* **Work instructions**
Return the line containing "Read all visible content and emit it as JSON." and all lines after it exactly; stop at the end of the material.

* **Data excerpts**

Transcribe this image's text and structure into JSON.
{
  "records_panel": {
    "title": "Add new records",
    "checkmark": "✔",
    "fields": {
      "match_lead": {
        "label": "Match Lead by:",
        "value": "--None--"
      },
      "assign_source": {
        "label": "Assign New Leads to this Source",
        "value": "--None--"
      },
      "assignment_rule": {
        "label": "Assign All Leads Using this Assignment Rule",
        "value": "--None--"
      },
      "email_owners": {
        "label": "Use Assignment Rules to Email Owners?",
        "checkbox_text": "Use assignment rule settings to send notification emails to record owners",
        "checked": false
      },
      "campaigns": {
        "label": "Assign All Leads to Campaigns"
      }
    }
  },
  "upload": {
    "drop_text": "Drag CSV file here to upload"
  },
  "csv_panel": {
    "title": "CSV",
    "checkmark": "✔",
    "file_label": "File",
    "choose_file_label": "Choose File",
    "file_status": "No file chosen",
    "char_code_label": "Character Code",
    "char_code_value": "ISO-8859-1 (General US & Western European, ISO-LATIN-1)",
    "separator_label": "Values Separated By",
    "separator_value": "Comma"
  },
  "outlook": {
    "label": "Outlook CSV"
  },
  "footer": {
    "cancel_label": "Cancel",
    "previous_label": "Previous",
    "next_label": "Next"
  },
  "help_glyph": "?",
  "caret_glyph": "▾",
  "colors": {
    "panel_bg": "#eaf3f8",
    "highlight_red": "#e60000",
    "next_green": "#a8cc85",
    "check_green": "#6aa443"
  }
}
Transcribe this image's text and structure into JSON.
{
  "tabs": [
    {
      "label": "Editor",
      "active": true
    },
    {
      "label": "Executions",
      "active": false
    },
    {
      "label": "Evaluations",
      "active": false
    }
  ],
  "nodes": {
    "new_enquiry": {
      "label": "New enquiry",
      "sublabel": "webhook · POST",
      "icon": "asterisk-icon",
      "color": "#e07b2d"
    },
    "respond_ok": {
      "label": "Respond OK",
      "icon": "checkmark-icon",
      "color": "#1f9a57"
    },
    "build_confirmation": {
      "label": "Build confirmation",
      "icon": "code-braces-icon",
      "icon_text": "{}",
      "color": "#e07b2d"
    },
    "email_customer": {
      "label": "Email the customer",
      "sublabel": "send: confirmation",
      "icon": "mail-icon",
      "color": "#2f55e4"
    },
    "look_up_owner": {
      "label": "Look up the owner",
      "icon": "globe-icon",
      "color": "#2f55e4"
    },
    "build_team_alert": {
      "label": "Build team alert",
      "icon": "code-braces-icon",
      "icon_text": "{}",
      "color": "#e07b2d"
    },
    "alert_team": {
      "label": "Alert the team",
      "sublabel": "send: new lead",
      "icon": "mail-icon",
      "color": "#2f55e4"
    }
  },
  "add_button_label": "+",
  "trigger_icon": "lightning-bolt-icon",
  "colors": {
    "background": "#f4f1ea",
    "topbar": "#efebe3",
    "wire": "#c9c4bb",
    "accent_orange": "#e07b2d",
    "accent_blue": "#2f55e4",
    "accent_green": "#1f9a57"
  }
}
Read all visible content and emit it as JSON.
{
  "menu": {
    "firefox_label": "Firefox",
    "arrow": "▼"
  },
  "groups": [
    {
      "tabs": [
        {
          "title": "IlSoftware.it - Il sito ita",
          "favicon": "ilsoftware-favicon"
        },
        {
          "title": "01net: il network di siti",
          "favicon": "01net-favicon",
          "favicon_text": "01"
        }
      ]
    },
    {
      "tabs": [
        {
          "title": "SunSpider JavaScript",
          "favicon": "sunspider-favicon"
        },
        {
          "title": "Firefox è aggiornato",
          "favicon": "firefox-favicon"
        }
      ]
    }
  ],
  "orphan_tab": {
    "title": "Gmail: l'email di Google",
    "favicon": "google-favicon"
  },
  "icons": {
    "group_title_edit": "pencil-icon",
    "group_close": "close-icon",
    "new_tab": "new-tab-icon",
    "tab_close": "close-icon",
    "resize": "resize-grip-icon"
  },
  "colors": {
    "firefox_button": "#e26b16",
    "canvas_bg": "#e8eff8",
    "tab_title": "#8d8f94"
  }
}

* **Answer to the problem**
Read all visible content and emit it as JSON.
{
  "menu": {
    "firefox_label": "Firefox",
    "arrow": "▼"
  },
  "groups": [
    {
      "tabs": [
        {
          "title": "IlSoftware.it - Il sito ita",
          "favicon": "ilsoftware-favicon"
        },
        {
          "title": "01net: il network di siti",
          "favicon": "01net-favicon",
          "favicon_text": "01"
        }
      ]
    },
    {
      "tabs": [
        {
          "title": "SunSpider JavaScript",
          "favicon": "sunspider-favicon"
        },
        {
          "title": "Firefox è aggiornato",
          "favicon": "firefox-favicon"
        }
      ]
    }
  ],
  "orphan_tab": {
    "title": "Gmail: l'email di Google",
    "favicon": "google-favicon"
  },
  "icons": {
    "group_title_edit": "pencil-icon",
    "group_close": "close-icon",
    "new_tab": "new-tab-icon",
    "tab_close": "close-icon",
    "resize": "resize-grip-icon"
  },
  "colors": {
    "firefox_button": "#e26b16",
    "canvas_bg": "#e8eff8",
    "tab_title": "#8d8f94"
  }
}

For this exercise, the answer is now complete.